Abstract
Aims: The number of ovarian follicles and ovulations after human chorionic gonadotrophin (hCG) was given at various doses during pregnancy were investigated in rats.
Methods: On designated days of pregnancy, rats were injected with hCG at 13.00 hours and the number of ova were observed. The same rats were then killed at 13.00 hours the next day. The ovaries were cut into complete sections. All sections were observed and the size of each follicle was measured.
Results: The number of large (≥550 µm), healthy, non‐atretic follicles (Graafian follicles) ranged from 1.5 to 11 during pregnancy. Ovulation was induced in rats at any stage of pregnancy with intramuscular injections of 40 or 50 IU hCG, but 10 IU had no effect and 20 or 30 IU had an incomplete effect. The number of ovulations after 40 IU hCG was 2–12 and there was not a significant difference between the number of ovulations and the number of large, healthy follicles at any point in the pregnancy.
Conclusion: Graafian follicles existed through the pregnancy. Results suggest that although hCG induces ovulation in large ovarian follicles (≥550 µm) during pregnancy, the responsiveness to hCG is lower than in recurrent estrus‐stage rats. (Reprod Med Biol 2004; 3: 201–204)
= = = = =
**Task brief:** Output, word for word, the part of the rat pregnancy abstract that begins at the words "Methods: On designated" and stops after "follicle was measured.".

Page layout parsing data
= = = = =
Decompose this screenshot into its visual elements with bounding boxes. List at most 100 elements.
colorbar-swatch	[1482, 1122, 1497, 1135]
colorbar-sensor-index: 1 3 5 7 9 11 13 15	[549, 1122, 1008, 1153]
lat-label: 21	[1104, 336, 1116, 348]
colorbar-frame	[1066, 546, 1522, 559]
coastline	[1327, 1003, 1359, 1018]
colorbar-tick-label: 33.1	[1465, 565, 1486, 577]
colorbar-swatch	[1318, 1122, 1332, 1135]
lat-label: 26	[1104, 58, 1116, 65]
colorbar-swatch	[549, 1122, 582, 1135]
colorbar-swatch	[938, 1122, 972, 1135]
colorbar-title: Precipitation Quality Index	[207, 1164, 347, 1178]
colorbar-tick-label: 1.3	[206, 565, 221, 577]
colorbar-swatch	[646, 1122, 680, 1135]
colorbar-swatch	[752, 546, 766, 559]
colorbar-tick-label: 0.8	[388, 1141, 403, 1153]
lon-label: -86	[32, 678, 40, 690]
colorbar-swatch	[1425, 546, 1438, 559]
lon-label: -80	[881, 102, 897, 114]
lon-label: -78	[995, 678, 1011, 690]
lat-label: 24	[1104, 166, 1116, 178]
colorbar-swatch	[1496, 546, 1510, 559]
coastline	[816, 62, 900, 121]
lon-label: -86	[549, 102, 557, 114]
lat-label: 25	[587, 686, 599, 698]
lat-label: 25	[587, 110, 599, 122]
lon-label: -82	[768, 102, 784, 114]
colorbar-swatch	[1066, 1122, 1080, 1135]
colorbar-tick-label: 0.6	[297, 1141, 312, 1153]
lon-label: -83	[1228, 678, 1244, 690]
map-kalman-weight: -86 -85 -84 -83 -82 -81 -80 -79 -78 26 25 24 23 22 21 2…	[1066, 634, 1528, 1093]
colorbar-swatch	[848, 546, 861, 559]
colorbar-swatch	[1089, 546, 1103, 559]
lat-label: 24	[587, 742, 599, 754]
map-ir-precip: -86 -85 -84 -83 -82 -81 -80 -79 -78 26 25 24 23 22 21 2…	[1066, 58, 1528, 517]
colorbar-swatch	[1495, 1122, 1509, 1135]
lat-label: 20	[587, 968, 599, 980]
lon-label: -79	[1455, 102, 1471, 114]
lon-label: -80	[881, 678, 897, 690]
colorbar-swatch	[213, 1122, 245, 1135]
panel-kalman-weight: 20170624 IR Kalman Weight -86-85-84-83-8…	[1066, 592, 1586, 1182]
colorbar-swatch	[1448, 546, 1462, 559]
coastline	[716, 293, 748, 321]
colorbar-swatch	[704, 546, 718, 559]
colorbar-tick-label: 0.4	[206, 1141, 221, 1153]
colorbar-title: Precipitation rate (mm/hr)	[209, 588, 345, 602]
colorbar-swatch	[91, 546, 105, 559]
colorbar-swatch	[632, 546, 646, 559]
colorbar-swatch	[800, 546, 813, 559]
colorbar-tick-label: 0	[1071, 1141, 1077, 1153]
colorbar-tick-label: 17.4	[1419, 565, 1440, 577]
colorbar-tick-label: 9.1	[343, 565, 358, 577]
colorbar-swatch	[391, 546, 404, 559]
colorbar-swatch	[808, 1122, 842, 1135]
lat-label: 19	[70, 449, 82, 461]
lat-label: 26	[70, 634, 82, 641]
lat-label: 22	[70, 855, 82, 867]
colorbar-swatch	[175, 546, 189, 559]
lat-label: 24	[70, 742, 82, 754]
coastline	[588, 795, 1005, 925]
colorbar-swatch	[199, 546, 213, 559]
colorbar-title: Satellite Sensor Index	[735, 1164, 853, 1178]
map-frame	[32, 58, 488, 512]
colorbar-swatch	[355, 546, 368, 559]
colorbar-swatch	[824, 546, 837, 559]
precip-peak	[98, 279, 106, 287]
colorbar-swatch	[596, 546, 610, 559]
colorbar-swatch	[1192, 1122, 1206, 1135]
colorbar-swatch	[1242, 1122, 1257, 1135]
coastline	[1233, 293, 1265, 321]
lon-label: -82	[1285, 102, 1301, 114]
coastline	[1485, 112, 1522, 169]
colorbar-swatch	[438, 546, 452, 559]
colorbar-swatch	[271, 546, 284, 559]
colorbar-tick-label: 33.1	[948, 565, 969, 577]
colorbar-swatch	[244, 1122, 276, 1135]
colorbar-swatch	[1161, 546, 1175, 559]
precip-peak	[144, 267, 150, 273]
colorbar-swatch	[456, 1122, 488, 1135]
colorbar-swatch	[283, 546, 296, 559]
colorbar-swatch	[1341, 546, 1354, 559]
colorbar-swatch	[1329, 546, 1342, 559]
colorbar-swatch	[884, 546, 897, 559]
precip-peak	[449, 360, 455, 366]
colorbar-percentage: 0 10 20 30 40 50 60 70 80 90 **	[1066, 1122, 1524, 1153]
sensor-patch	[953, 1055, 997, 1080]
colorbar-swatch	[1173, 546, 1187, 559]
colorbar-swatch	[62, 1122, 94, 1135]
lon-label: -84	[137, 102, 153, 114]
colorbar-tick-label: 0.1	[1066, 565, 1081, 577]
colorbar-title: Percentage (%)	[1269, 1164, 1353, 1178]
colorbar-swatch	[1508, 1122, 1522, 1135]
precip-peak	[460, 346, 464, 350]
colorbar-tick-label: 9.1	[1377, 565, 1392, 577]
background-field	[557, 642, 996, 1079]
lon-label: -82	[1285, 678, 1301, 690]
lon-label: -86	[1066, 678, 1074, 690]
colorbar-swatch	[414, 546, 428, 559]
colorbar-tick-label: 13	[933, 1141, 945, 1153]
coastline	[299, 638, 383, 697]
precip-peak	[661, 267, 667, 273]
= = = = =
**Exercise output:**
Methods: On designated days of pregnancy, rats were injected with hCG at 13.00 hours and the number of ova were observed. The same rats were then killed at 13.00 hours the next day. The ovaries were cut into complete sections. All sections were observed and the size of each follicle was measured.